> _WHAT TO PRODUCE_
Every entry that follows should be repeated exactly; drop the images.

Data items
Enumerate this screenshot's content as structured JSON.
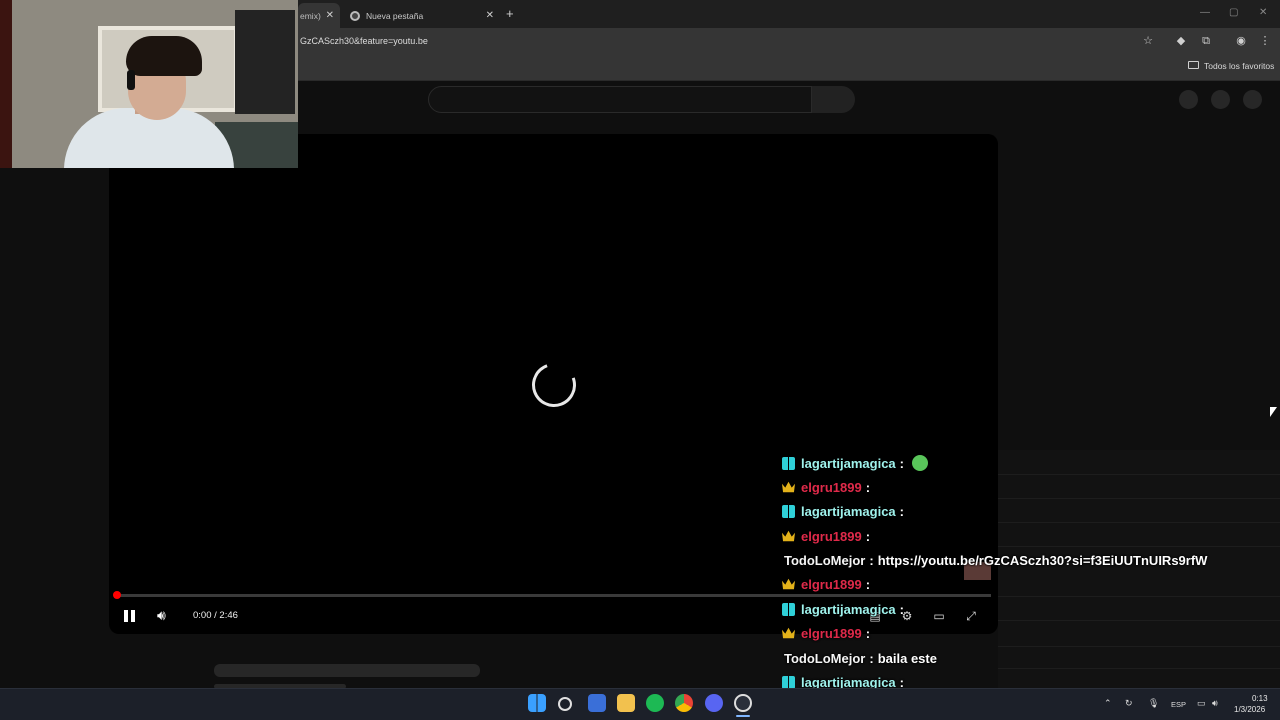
{
  "browser": {
    "active_tab_fragment": "emix)",
    "new_tab_label": "Nueva pestaña",
    "url_fragment": "GzCASczh30&feature=youtu.be",
    "bookmarks_folder_label": "Todos los favoritos",
    "icons": [
      "close-icon",
      "chrome-icon",
      "plus-icon",
      "star-icon",
      "extension-icon",
      "profile-icon",
      "kebab-menu-icon",
      "folder-icon"
    ]
  },
  "player": {
    "time": "0:00 / 2:46",
    "progress": 0.0,
    "state": "loading",
    "controls": [
      "pause-icon",
      "volume-icon",
      "subtitles-icon",
      "settings-icon",
      "theater-mode-icon",
      "fullscreen-icon"
    ]
  },
  "chat": {
    "messages": [
      {
        "user": "lagartijamagica",
        "badge": "mod",
        "color": "cyan",
        "text": ""
      },
      {
        "user": "elgru1899",
        "badge": "crown",
        "color": "red",
        "text": ""
      },
      {
        "user": "lagartijamagica",
        "badge": "mod",
        "color": "cyan",
        "text": ""
      },
      {
        "user": "elgru1899",
        "badge": "crown",
        "color": "red",
        "text": ""
      },
      {
        "user": "TodoLoMejor",
        "badge": "",
        "color": "white",
        "text": "https://youtu.be/rGzCASczh30?si=f3EiUUTnUIRs9rfW"
      },
      {
        "user": "elgru1899",
        "badge": "crown",
        "color": "red",
        "text": ""
      },
      {
        "user": "lagartijamagica",
        "badge": "mod",
        "color": "cyan",
        "text": ""
      },
      {
        "user": "elgru1899",
        "badge": "crown",
        "color": "red",
        "text": ""
      },
      {
        "user": "TodoLoMejor",
        "badge": "",
        "color": "white",
        "text": "baila este"
      },
      {
        "user": "lagartijamagica",
        "badge": "mod",
        "color": "cyan",
        "text": ""
      },
      {
        "user": "lagartijamagica",
        "badge": "mod",
        "color": "cyan",
        "text": ""
      }
    ],
    "separator": ":",
    "colors": {
      "cyan": "#9ff2ec",
      "red": "#e02a4a",
      "white": "#f5f5f5"
    }
  },
  "taskbar": {
    "apps": [
      "windows-start-icon",
      "search-icon",
      "store-icon",
      "file-explorer-icon",
      "spotify-icon",
      "chrome-icon",
      "discord-icon",
      "obs-icon"
    ],
    "language": "ESP",
    "clock_time": "0:13",
    "clock_date": "1/3/2026"
  },
  "colors": {
    "accent_red": "#ff0000",
    "background": "#0f0f0f"
  }
}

> _ANSWER IN FULL_
Enumerate this screenshot's content as structured JSON.
{
  "browser": {
    "active_tab_fragment": "emix)",
    "new_tab_label": "Nueva pestaña",
    "url_fragment": "GzCASczh30&feature=youtu.be",
    "bookmarks_folder_label": "Todos los favoritos",
    "icons": [
      "close-icon",
      "chrome-icon",
      "plus-icon",
      "star-icon",
      "extension-icon",
      "profile-icon",
      "kebab-menu-icon",
      "folder-icon"
    ]
  },
  "player": {
    "time": "0:00 / 2:46",
    "progress": 0.0,
    "state": "loading",
    "controls": [
      "pause-icon",
      "volume-icon",
      "subtitles-icon",
      "settings-icon",
      "theater-mode-icon",
      "fullscreen-icon"
    ]
  },
  "chat": {
    "messages": [
      {
        "user": "lagartijamagica",
        "badge": "mod",
        "color": "cyan",
        "text": ""
      },
      {
        "user": "elgru1899",
        "badge": "crown",
        "color": "red",
        "text": ""
      },
      {
        "user": "lagartijamagica",
        "badge": "mod",
        "color": "cyan",
        "text": ""
      },
      {
        "user": "elgru1899",
        "badge": "crown",
        "color": "red",
        "text": ""
      },
      {
        "user": "TodoLoMejor",
        "badge": "",
        "color": "white",
        "text": "https://youtu.be/rGzCASczh30?si=f3EiUUTnUIRs9rfW"
      },
      {
        "user": "elgru1899",
        "badge": "crown",
        "color": "red",
        "text": ""
      },
      {
        "user": "lagartijamagica",
        "badge": "mod",
        "color": "cyan",
        "text": ""
      },
      {
        "user": "elgru1899",
        "badge": "crown",
        "color": "red",
        "text": ""
      },
      {
        "user": "TodoLoMejor",
        "badge": "",
        "color": "white",
        "text": "baila este"
      },
      {
        "user": "lagartijamagica",
        "badge": "mod",
        "color": "cyan",
        "text": ""
      },
      {
        "user": "lagartijamagica",
        "badge": "mod",
        "color": "cyan",
        "text": ""
      }
    ],
    "separator": ":",
    "colors": {
      "cyan": "#9ff2ec",
      "red": "#e02a4a",
      "white": "#f5f5f5"
    }
  },
  "taskbar": {
    "apps": [
      "windows-start-icon",
      "search-icon",
      "store-icon",
      "file-explorer-icon",
      "spotify-icon",
      "chrome-icon",
      "discord-icon",
      "obs-icon"
    ],
    "language": "ESP",
    "clock_time": "0:13",
    "clock_date": "1/3/2026"
  },
  "colors": {
    "accent_red": "#ff0000",
    "background": "#0f0f0f"
  }
}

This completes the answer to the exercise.